Data listing:
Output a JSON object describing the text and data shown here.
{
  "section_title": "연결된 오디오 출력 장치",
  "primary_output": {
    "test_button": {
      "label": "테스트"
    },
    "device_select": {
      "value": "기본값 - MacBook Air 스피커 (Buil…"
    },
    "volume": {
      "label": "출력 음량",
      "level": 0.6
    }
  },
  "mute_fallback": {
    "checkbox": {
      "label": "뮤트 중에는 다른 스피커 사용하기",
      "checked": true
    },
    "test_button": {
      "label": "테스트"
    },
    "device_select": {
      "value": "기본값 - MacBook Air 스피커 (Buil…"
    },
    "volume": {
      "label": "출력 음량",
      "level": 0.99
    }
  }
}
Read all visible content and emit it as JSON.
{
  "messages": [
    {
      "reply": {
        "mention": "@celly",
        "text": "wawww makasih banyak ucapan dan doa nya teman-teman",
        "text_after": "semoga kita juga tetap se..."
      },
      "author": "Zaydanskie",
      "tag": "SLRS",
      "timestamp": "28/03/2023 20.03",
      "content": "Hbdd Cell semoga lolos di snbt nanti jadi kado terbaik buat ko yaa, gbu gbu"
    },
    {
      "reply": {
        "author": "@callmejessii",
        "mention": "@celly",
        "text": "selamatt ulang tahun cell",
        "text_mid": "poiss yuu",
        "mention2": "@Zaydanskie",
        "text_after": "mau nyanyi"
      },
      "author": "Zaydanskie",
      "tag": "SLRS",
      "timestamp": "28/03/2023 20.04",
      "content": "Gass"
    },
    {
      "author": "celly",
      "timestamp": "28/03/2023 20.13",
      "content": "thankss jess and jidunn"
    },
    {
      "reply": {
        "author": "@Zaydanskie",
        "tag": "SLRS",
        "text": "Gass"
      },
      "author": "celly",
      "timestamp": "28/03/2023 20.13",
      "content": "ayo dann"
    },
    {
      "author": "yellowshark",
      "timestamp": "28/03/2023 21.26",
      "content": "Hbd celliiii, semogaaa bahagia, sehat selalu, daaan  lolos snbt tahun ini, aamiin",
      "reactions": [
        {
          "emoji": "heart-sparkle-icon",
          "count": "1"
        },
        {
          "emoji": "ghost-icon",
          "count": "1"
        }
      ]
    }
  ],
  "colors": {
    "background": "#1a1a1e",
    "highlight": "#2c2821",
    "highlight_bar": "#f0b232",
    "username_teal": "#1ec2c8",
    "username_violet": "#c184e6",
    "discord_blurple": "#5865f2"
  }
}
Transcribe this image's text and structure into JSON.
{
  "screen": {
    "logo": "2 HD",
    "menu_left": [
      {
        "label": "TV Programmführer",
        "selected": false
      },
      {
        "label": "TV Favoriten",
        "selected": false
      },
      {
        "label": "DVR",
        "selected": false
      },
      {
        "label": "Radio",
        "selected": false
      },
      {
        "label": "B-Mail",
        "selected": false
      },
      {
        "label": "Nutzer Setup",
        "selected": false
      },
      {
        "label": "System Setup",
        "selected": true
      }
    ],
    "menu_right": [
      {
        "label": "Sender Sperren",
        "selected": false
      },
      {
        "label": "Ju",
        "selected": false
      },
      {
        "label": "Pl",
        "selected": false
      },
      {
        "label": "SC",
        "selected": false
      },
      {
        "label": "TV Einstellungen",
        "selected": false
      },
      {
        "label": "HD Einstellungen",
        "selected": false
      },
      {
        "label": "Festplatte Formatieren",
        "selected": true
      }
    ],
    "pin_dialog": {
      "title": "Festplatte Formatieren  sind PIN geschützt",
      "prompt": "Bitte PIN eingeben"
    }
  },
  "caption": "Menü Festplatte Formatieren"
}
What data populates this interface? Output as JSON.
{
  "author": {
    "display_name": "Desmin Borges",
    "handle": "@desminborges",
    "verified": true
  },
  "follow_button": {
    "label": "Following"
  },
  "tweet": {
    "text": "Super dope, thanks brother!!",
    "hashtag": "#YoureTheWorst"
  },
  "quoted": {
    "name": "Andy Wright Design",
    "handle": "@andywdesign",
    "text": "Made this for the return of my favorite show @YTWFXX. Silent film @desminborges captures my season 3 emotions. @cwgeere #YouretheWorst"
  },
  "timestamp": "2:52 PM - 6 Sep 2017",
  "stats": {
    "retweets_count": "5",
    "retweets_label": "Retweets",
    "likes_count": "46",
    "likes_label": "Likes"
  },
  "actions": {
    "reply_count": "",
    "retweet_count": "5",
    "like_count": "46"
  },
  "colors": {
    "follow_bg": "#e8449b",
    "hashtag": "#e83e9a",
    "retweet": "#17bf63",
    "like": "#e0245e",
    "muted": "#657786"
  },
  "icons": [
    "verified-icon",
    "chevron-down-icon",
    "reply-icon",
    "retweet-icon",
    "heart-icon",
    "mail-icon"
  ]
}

TASK TO CARRY OUT - From the records above, please extract every line and repeat it exactly.

RESPONSE -
Output a JSON object describing the text and data shown here.
{
  "section_title": "연결된 오디오 출력 장치",
  "primary_output": {
    "test_button": {
      "label": "테스트"
    },
    "device_select": {
      "value": "기본값 - MacBook Air 스피커 (Buil…"
    },
    "volume": {
      "label": "출력 음량",
      "level": 0.6
    }
  },
  "mute_fallback": {
    "checkbox": {
      "label": "뮤트 중에는 다른 스피커 사용하기",
      "checked": true
    },
    "test_button": {
      "label": "테스트"
    },
    "device_select": {
      "value": "기본값 - MacBook Air 스피커 (Buil…"
    },
    "volume": {
      "label": "출력 음량",
      "level": 0.99
    }
  }
}
Read all visible content and emit it as JSON.
{
  "messages": [
    {
      "reply": {
        "mention": "@celly",
        "text": "wawww makasih banyak ucapan dan doa nya teman-teman",
        "text_after": "semoga kita juga tetap se..."
      },
      "author": "Zaydanskie",
      "tag": "SLRS",
      "timestamp": "28/03/2023 20.03",
      "content": "Hbdd Cell semoga lolos di snbt nanti jadi kado terbaik buat ko yaa, gbu gbu"
    },
    {
      "reply": {
        "author": "@callmejessii",
        "mention": "@celly",
        "text": "selamatt ulang tahun cell",
        "text_mid": "poiss yuu",
        "mention2": "@Zaydanskie",
        "text_after": "mau nyanyi"
      },
      "author": "Zaydanskie",
      "tag": "SLRS",
      "timestamp": "28/03/2023 20.04",
      "content": "Gass"
    },
    {
      "author": "celly",
      "timestamp": "28/03/2023 20.13",
      "content": "thankss jess and jidunn"
    },
    {
      "reply": {
        "author": "@Zaydanskie",
        "tag": "SLRS",
        "text": "Gass"
      },
      "author": "celly",
      "timestamp": "28/03/2023 20.13",
      "content": "ayo dann"
    },
    {
      "author": "yellowshark",
      "timestamp": "28/03/2023 21.26",
      "content": "Hbd celliiii, semogaaa bahagia, sehat selalu, daaan  lolos snbt tahun ini, aamiin",
      "reactions": [
        {
          "emoji": "heart-sparkle-icon",
          "count": "1"
        },
        {
          "emoji": "ghost-icon",
          "count": "1"
        }
      ]
    }
  ],
  "colors": {
    "background": "#1a1a1e",
    "highlight": "#2c2821",
    "highlight_bar": "#f0b232",
    "username_teal": "#1ec2c8",
    "username_violet": "#c184e6",
    "discord_blurple": "#5865f2"
  }
}
Transcribe this image's text and structure into JSON.
{
  "screen": {
    "logo": "2 HD",
    "menu_left": [
      {
        "label": "TV Programmführer",
        "selected": false
      },
      {
        "label": "TV Favoriten",
        "selected": false
      },
      {
        "label": "DVR",
        "selected": false
      },
      {
        "label": "Radio",
        "selected": false
      },
      {
        "label": "B-Mail",
        "selected": false
      },
      {
        "label": "Nutzer Setup",
        "selected": false
      },
      {
        "label": "System Setup",
        "selected": true
      }
    ],
    "menu_right": [
      {
        "label": "Sender Sperren",
        "selected": false
      },
      {
        "label": "Ju",
        "selected": false
      },
      {
        "label": "Pl",
        "selected": false
      },
      {
        "label": "SC",
        "selected": false
      },
      {
        "label": "TV Einstellungen",
        "selected": false
      },
      {
        "label": "HD Einstellungen",
        "selected": false
      },
      {
        "label": "Festplatte Formatieren",
        "selected": true
      }
    ],
    "pin_dialog": {
      "title": "Festplatte Formatieren  sind PIN geschützt",
      "prompt": "Bitte PIN eingeben"
    }
  },
  "caption": "Menü Festplatte Formatieren"
}
What data populates this interface? Output as JSON.
{
  "author": {
    "display_name": "Desmin Borges",
    "handle": "@desminborges",
    "verified": true
  },
  "follow_button": {
    "label": "Following"
  },
  "tweet": {
    "text": "Super dope, thanks brother!!",
    "hashtag": "#YoureTheWorst"
  },
  "quoted": {
    "name": "Andy Wright Design",
    "handle": "@andywdesign",
    "text": "Made this for the return of my favorite show @YTWFXX. Silent film @desminborges captures my season 3 emotions. @cwgeere #YouretheWorst"
  },
  "timestamp": "2:52 PM - 6 Sep 2017",
  "stats": {
    "retweets_count": "5",
    "retweets_label": "Retweets",
    "likes_count": "46",
    "likes_label": "Likes"
  },
  "actions": {
    "reply_count": "",
    "retweet_count": "5",
    "like_count": "46"
  },
  "colors": {
    "follow_bg": "#e8449b",
    "hashtag": "#e83e9a",
    "retweet": "#17bf63",
    "like": "#e0245e",
    "muted": "#657786"
  },
  "icons": [
    "verified-icon",
    "chevron-down-icon",
    "reply-icon",
    "retweet-icon",
    "heart-icon",
    "mail-icon"
  ]
}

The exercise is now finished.